Supplied entries

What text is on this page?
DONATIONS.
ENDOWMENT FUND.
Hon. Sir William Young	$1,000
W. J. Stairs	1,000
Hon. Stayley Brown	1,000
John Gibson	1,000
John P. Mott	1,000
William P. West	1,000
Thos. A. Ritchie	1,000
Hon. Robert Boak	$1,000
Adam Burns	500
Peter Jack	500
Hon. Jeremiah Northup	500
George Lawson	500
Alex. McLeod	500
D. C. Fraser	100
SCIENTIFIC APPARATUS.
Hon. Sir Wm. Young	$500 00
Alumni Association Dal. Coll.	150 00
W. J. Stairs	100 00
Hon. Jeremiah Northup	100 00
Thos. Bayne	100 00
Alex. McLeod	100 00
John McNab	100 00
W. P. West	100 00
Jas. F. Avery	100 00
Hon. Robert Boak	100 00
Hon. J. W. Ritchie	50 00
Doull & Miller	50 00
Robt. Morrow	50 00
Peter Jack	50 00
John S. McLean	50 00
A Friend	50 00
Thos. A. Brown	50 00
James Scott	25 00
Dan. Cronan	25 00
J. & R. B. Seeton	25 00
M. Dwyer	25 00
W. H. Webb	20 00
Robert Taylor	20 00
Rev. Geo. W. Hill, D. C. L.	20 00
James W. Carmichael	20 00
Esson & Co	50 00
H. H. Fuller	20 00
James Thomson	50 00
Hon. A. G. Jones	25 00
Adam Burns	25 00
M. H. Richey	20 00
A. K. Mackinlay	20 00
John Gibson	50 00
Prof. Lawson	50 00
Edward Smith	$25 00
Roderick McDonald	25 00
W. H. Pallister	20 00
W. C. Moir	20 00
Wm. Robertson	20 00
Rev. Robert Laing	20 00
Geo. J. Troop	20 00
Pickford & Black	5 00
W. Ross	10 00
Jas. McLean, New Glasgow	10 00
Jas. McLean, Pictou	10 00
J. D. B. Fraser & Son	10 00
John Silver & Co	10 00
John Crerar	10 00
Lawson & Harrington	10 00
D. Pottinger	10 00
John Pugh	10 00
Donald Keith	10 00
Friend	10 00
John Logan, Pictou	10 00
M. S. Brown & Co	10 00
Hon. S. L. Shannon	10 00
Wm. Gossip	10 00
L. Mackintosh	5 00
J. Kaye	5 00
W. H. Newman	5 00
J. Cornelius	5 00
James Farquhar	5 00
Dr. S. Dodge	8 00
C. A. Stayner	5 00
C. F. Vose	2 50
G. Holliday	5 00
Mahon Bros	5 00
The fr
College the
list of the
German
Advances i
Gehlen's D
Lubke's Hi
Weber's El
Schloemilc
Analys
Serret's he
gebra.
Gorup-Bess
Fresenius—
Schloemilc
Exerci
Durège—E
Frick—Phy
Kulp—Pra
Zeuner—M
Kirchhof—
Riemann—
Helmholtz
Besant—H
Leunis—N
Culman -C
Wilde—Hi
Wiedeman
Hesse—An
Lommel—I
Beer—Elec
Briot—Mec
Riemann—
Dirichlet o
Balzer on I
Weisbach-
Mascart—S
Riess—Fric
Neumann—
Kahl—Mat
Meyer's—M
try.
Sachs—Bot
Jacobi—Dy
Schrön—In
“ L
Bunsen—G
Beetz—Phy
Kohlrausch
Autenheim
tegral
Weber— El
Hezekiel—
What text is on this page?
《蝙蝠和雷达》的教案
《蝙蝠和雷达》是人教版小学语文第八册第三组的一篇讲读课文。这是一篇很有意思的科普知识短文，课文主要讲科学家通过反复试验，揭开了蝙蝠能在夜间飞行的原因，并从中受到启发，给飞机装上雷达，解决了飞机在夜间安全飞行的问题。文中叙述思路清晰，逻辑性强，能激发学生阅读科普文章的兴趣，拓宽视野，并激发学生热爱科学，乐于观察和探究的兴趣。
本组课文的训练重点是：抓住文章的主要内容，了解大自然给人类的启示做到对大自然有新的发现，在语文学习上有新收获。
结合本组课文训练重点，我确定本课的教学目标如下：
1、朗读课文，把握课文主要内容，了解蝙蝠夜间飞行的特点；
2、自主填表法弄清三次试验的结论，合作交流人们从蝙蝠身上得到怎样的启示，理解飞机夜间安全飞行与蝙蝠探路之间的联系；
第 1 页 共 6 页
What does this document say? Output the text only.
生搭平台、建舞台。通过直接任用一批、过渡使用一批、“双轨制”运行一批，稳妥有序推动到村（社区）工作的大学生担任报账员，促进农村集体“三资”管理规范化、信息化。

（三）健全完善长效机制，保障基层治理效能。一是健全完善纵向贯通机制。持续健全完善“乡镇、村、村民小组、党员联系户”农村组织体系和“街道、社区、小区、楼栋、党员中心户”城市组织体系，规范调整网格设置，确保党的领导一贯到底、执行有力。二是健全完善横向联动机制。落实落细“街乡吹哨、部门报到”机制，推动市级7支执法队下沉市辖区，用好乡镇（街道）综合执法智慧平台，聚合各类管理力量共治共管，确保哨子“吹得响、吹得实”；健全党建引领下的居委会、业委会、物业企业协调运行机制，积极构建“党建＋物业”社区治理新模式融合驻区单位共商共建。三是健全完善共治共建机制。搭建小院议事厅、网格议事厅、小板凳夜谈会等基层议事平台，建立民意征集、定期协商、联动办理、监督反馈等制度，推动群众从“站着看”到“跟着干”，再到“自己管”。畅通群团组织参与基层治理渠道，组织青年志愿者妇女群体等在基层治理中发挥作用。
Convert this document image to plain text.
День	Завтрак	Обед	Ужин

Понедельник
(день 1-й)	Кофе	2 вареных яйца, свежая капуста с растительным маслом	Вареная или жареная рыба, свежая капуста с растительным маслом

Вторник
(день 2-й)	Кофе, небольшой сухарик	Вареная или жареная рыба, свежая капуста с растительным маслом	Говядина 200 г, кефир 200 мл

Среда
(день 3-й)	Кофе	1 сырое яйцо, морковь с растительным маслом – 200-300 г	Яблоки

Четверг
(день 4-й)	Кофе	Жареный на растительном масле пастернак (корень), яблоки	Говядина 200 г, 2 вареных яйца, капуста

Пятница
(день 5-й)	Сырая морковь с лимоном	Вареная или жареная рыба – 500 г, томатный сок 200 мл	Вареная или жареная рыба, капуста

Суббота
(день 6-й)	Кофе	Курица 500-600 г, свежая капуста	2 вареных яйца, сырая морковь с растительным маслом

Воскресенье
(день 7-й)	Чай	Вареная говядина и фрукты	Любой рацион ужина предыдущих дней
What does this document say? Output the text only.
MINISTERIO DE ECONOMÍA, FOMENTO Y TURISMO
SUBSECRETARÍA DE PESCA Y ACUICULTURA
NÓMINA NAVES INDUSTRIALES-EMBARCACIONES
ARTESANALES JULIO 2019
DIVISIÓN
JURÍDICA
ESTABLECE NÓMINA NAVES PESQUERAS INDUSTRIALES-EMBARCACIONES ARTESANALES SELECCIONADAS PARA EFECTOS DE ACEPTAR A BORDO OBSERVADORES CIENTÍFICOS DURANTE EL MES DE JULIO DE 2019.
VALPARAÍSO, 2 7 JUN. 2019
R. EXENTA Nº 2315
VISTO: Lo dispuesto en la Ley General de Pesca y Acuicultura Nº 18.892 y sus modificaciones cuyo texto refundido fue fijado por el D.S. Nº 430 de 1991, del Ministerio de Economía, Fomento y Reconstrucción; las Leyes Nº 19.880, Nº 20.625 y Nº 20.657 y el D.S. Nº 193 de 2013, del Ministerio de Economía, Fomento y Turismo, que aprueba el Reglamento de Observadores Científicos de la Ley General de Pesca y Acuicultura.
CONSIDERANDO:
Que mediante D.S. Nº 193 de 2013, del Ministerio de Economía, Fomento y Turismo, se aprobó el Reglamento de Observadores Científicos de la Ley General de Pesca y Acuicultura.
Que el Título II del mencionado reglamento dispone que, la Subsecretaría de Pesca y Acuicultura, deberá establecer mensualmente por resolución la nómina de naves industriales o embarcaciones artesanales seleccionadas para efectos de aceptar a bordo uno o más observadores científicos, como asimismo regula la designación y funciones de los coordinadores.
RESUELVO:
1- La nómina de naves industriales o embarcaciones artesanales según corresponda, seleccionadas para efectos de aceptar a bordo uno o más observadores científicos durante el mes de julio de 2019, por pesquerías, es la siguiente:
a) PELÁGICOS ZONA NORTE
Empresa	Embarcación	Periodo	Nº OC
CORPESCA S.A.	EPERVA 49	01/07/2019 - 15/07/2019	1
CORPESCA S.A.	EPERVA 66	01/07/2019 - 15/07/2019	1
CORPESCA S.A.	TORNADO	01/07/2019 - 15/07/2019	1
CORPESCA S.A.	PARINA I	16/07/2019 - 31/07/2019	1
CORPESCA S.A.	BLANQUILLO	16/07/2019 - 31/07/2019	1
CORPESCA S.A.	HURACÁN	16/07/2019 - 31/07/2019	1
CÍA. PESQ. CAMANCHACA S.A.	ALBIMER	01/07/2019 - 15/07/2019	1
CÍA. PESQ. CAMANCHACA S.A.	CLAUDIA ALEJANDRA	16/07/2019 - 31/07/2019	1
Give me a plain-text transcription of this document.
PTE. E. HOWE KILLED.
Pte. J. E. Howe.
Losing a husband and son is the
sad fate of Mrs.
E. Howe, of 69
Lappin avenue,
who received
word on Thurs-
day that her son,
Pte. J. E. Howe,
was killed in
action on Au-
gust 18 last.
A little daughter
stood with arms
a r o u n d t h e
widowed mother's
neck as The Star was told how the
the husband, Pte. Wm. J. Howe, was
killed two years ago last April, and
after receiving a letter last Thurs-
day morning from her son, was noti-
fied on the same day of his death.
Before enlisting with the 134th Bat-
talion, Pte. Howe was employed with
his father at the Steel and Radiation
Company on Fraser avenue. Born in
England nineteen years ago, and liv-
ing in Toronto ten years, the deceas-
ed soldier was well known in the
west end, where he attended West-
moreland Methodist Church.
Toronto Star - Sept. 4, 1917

Work required
Collect, from the material above, every line containing the word "husband".

Response
Losing a husband and son is the
the husband, Pte. Wm. J. Howe, was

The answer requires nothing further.